BEGIN Supplied records

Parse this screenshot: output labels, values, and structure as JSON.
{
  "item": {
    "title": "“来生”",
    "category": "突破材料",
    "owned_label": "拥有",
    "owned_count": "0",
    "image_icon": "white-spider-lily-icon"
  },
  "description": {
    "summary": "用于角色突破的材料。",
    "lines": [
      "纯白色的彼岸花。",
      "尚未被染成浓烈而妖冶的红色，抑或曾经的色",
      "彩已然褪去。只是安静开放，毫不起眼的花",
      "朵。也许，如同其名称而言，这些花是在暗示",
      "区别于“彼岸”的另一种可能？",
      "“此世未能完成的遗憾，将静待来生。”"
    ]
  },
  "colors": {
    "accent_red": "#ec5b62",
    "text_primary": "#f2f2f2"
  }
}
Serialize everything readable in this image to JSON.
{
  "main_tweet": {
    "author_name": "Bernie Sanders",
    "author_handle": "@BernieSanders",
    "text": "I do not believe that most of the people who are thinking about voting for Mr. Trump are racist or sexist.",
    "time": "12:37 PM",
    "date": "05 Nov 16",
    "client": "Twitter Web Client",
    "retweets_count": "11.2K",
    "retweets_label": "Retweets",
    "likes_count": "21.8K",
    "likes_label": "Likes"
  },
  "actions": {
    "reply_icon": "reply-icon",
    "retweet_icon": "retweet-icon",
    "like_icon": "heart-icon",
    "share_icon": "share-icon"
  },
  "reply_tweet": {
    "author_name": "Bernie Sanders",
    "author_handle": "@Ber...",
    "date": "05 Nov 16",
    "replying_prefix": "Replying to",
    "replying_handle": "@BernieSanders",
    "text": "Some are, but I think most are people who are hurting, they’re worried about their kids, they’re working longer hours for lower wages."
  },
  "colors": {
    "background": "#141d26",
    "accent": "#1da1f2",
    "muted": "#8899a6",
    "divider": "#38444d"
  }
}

END Supplied records

**What the task requires**
Reproduce the full listing word for word.

**Response**
Parse this screenshot: output labels, values, and structure as JSON.
{
  "item": {
    "title": "“来生”",
    "category": "突破材料",
    "owned_label": "拥有",
    "owned_count": "0",
    "image_icon": "white-spider-lily-icon"
  },
  "description": {
    "summary": "用于角色突破的材料。",
    "lines": [
      "纯白色的彼岸花。",
      "尚未被染成浓烈而妖冶的红色，抑或曾经的色",
      "彩已然褪去。只是安静开放，毫不起眼的花",
      "朵。也许，如同其名称而言，这些花是在暗示",
      "区别于“彼岸”的另一种可能？",
      "“此世未能完成的遗憾，将静待来生。”"
    ]
  },
  "colors": {
    "accent_red": "#ec5b62",
    "text_primary": "#f2f2f2"
  }
}
Serialize everything readable in this image to JSON.
{
  "main_tweet": {
    "author_name": "Bernie Sanders",
    "author_handle": "@BernieSanders",
    "text": "I do not believe that most of the people who are thinking about voting for Mr. Trump are racist or sexist.",
    "time": "12:37 PM",
    "date": "05 Nov 16",
    "client": "Twitter Web Client",
    "retweets_count": "11.2K",
    "retweets_label": "Retweets",
    "likes_count": "21.8K",
    "likes_label": "Likes"
  },
  "actions": {
    "reply_icon": "reply-icon",
    "retweet_icon": "retweet-icon",
    "like_icon": "heart-icon",
    "share_icon": "share-icon"
  },
  "reply_tweet": {
    "author_name": "Bernie Sanders",
    "author_handle": "@Ber...",
    "date": "05 Nov 16",
    "replying_prefix": "Replying to",
    "replying_handle": "@BernieSanders",
    "text": "Some are, but I think most are people who are hurting, they’re worried about their kids, they’re working longer hours for lower wages."
  },
  "colors": {
    "background": "#141d26",
    "accent": "#1da1f2",
    "muted": "#8899a6",
    "divider": "#38444d"
  }
}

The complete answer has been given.